* RECORDED INFORMATION:
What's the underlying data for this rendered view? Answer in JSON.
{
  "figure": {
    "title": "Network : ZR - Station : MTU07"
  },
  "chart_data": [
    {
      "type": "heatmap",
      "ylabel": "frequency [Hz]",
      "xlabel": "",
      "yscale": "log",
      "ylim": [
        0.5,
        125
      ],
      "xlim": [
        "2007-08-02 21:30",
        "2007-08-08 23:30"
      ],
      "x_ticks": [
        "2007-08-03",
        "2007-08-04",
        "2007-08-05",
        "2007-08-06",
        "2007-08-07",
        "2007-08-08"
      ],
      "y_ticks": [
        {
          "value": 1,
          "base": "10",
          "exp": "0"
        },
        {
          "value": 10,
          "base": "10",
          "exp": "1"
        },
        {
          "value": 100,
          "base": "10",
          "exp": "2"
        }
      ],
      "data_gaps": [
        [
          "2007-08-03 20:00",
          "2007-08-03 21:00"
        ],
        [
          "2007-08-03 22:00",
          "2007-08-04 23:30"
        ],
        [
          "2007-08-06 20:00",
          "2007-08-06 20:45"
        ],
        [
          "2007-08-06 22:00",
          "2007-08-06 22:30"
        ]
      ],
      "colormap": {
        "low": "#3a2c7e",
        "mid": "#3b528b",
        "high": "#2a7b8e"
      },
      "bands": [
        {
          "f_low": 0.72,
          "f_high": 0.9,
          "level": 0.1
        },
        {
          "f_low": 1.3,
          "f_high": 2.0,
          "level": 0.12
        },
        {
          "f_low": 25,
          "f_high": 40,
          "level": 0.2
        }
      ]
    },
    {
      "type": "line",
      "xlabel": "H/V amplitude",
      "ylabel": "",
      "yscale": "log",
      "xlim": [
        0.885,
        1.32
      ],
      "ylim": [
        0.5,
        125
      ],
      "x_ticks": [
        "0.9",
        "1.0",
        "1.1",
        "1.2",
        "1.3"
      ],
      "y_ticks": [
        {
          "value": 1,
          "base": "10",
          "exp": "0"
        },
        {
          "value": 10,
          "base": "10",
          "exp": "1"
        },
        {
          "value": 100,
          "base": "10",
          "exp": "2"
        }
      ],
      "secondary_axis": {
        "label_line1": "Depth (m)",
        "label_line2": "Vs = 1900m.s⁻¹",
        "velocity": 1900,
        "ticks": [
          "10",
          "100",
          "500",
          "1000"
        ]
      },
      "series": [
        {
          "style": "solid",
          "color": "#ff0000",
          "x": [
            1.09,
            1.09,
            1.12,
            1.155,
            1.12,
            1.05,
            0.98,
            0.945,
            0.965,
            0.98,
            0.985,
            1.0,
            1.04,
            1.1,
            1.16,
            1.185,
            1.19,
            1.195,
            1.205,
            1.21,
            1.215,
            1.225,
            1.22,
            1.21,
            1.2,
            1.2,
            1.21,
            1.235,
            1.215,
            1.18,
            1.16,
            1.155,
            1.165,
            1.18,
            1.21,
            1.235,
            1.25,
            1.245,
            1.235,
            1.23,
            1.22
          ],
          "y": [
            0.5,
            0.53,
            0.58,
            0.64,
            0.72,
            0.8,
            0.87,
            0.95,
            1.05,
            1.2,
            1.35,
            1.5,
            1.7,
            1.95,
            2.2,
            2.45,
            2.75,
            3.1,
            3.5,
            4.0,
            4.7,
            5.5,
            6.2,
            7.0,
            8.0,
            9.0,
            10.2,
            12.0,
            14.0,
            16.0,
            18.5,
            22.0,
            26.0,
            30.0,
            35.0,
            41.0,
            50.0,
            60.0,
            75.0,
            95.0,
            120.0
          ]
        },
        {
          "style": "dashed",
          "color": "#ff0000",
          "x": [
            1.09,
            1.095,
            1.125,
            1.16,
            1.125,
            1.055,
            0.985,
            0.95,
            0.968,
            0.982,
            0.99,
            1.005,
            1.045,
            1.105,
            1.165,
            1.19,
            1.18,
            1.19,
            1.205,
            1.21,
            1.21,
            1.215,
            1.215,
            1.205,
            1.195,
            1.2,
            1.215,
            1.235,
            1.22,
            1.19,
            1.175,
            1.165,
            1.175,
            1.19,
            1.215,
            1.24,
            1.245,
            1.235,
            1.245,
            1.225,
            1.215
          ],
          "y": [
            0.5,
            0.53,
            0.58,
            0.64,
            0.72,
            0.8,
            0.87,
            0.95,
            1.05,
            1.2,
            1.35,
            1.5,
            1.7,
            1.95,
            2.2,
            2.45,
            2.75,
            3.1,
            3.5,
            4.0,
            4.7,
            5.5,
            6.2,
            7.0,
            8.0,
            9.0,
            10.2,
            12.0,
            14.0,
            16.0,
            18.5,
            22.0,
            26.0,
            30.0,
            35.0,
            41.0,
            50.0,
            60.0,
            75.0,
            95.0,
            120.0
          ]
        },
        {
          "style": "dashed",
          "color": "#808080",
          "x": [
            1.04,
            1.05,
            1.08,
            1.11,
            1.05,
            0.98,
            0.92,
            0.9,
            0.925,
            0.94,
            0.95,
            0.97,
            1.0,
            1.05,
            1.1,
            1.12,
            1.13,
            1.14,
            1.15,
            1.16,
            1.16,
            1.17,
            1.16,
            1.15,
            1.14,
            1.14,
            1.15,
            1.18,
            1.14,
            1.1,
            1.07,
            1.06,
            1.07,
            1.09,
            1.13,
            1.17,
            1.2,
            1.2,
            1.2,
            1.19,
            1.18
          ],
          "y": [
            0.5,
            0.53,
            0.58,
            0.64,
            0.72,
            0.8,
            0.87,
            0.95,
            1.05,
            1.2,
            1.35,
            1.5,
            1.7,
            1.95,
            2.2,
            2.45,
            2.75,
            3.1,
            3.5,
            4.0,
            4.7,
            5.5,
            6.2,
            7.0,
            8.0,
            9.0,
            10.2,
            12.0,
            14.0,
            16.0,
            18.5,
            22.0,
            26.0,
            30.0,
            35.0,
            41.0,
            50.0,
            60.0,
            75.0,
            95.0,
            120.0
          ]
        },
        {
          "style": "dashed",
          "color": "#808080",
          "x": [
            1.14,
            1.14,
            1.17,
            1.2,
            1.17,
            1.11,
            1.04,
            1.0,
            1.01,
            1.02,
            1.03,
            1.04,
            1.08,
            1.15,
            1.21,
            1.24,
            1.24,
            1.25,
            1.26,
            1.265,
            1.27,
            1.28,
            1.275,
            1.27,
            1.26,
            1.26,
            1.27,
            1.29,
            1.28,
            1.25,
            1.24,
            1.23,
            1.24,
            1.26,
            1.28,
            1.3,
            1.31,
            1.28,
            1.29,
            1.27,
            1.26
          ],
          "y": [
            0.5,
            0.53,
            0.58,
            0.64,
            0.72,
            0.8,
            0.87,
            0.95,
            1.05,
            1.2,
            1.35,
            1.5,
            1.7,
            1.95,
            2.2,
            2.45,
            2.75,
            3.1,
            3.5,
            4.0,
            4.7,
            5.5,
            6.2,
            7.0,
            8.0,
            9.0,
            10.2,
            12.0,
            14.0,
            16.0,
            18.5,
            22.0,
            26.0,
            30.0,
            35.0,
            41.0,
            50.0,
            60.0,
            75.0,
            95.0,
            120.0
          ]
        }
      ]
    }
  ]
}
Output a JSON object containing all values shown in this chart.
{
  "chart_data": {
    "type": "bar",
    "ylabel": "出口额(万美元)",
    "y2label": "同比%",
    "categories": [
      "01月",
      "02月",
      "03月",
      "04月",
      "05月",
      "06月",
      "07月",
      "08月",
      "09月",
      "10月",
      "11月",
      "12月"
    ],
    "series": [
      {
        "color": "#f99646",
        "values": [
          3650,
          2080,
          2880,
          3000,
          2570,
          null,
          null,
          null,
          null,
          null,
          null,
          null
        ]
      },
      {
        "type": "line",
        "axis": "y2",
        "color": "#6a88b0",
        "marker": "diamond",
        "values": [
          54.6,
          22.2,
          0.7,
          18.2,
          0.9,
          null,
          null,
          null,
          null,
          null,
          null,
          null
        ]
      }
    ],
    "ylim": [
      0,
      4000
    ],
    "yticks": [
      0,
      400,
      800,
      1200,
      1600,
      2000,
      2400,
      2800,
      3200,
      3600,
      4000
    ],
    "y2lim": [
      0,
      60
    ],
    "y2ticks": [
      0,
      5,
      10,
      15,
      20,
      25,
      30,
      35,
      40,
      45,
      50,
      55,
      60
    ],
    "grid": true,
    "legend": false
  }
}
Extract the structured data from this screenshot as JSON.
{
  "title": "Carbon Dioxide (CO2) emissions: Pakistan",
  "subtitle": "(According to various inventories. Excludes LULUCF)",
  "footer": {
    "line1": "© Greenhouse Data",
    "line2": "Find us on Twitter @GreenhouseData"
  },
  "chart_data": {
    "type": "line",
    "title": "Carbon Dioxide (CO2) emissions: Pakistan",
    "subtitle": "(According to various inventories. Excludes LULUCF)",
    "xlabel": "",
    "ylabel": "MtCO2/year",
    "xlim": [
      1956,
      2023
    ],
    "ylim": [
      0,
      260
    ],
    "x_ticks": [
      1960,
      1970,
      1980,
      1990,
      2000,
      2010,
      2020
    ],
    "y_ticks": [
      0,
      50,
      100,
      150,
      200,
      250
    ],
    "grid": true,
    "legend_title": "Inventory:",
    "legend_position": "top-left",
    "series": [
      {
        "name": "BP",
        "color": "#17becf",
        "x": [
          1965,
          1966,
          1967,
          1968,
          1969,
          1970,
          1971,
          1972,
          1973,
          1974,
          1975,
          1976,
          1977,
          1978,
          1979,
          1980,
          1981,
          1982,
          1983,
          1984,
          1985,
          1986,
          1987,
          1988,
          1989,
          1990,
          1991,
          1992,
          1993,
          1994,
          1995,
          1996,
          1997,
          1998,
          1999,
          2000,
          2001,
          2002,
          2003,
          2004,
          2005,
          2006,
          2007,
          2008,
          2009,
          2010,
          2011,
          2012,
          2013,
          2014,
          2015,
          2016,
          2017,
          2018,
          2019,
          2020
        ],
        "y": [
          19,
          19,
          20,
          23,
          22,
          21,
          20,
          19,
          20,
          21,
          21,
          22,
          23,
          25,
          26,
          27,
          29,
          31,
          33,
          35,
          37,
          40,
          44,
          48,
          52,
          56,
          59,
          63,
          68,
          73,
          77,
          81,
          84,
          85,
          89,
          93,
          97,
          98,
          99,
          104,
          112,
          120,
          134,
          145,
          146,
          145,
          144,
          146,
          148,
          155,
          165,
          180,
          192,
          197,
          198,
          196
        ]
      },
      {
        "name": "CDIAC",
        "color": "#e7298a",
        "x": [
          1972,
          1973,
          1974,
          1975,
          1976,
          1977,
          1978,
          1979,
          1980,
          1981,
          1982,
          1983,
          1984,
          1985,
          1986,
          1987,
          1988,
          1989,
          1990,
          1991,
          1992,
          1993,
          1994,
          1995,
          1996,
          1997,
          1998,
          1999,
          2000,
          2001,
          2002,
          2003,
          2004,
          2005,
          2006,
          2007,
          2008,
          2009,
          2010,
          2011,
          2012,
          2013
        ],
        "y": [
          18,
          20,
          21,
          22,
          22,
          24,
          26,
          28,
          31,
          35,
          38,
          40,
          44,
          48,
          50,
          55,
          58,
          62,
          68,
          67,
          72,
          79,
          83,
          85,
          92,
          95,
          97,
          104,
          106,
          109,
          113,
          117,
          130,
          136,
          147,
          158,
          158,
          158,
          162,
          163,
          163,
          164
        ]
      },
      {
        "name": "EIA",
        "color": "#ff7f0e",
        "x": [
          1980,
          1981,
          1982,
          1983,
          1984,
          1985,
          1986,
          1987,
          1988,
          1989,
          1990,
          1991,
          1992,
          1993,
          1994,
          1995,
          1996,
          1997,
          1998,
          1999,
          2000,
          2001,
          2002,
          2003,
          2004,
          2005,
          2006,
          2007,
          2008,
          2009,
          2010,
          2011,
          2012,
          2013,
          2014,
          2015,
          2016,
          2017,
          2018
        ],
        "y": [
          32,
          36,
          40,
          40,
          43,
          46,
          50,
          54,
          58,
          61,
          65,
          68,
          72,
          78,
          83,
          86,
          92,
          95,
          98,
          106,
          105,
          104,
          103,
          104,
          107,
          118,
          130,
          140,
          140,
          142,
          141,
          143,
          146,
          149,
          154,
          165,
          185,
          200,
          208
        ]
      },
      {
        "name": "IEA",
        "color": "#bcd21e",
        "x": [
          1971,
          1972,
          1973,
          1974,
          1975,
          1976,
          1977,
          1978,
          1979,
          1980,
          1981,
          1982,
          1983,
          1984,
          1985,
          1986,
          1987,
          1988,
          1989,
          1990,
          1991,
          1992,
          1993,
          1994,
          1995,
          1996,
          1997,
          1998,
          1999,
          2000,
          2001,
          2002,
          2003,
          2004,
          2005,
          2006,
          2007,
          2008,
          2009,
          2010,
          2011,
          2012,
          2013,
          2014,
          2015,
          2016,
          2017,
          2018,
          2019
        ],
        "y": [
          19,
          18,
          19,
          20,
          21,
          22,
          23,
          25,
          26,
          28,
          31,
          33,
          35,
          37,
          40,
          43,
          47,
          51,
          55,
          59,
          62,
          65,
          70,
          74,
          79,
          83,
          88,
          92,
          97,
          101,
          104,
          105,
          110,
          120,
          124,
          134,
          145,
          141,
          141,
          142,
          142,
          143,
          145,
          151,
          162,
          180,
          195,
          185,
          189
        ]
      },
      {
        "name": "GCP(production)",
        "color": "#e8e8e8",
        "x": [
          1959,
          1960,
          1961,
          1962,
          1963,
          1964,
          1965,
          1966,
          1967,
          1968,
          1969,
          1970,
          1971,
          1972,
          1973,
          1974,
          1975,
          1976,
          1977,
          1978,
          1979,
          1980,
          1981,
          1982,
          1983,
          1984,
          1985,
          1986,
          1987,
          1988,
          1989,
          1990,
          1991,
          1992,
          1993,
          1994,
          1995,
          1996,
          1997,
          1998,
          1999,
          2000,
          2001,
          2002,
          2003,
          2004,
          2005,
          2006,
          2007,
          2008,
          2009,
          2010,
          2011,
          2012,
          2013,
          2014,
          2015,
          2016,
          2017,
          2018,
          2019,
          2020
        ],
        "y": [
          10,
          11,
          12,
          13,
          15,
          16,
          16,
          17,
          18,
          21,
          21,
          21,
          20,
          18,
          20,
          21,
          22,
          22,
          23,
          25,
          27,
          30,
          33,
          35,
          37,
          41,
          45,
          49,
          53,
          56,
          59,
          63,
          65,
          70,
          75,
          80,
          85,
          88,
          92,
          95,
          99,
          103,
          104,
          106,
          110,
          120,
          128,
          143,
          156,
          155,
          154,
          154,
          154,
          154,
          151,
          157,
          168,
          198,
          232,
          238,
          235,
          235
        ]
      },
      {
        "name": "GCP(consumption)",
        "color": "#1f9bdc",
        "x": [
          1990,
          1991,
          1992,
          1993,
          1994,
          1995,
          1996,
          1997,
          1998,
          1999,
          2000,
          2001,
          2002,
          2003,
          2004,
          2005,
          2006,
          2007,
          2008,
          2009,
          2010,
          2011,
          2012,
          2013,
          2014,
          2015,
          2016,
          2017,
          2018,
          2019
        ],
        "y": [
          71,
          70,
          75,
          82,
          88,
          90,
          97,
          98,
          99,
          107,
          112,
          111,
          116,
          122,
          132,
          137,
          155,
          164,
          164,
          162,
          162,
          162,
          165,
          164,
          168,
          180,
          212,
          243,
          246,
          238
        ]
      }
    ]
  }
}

* WHAT IS NEEDED: Pick out the lines containing the string "various" and show them.

* OUTPUT BELOW:
  "subtitle": "(According to various inventories. Excludes LULUCF)",
    "subtitle": "(According to various inventories. Excludes LULUCF)",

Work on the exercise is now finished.